**WORK ITEM:**
Repeat each entry word for word; the images are not part of the copy.

**DATASET:**

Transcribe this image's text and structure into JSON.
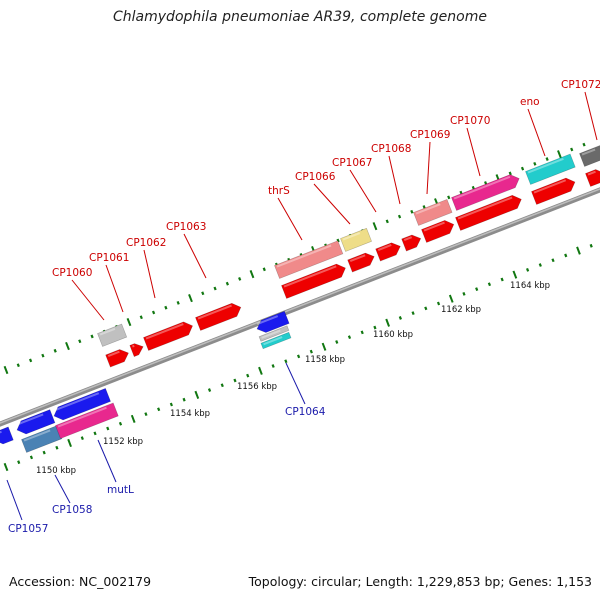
{
  "title": "Chlamydophila pneumoniae AR39, complete genome",
  "footer": {
    "accession": "Accession: NC_002179",
    "topology": "Topology: circular; Length: 1,229,853 bp; Genes: 1,153"
  },
  "colors": {
    "forward_label": "#cc0000",
    "reverse_label": "#1a1aaa",
    "backbone": "#8c8c8c",
    "tick": "#117711"
  },
  "scale_ticks": [
    "1150 kbp",
    "1152 kbp",
    "1154 kbp",
    "1156 kbp",
    "1158 kbp",
    "1160 kbp",
    "1162 kbp",
    "1164 kbp"
  ],
  "forward_labels": [
    "CP1060",
    "CP1061",
    "CP1062",
    "CP1063",
    "thrS",
    "CP1066",
    "CP1067",
    "CP1068",
    "CP1069",
    "CP1070",
    "eno",
    "CP1072"
  ],
  "reverse_labels": [
    "CP1057",
    "CP1058",
    "mutL",
    "CP1064"
  ],
  "gene_colors": {
    "red": "#ee0000",
    "pink": "#f08a8a",
    "magenta": "#e8288e",
    "cyan": "#22cccc",
    "blue": "#1a1aee",
    "steel": "#4a82b4",
    "khaki": "#eedd88",
    "silver": "#c0c0c0",
    "gray": "#6a6a6a"
  }
}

**YOUR RESPONSE:**
Transcribe this image's text and structure into JSON.
{
  "title": "Chlamydophila pneumoniae AR39, complete genome",
  "footer": {
    "accession": "Accession: NC_002179",
    "topology": "Topology: circular; Length: 1,229,853 bp; Genes: 1,153"
  },
  "colors": {
    "forward_label": "#cc0000",
    "reverse_label": "#1a1aaa",
    "backbone": "#8c8c8c",
    "tick": "#117711"
  },
  "scale_ticks": [
    "1150 kbp",
    "1152 kbp",
    "1154 kbp",
    "1156 kbp",
    "1158 kbp",
    "1160 kbp",
    "1162 kbp",
    "1164 kbp"
  ],
  "forward_labels": [
    "CP1060",
    "CP1061",
    "CP1062",
    "CP1063",
    "thrS",
    "CP1066",
    "CP1067",
    "CP1068",
    "CP1069",
    "CP1070",
    "eno",
    "CP1072"
  ],
  "reverse_labels": [
    "CP1057",
    "CP1058",
    "mutL",
    "CP1064"
  ],
  "gene_colors": {
    "red": "#ee0000",
    "pink": "#f08a8a",
    "magenta": "#e8288e",
    "cyan": "#22cccc",
    "blue": "#1a1aee",
    "steel": "#4a82b4",
    "khaki": "#eedd88",
    "silver": "#c0c0c0",
    "gray": "#6a6a6a"
  }
}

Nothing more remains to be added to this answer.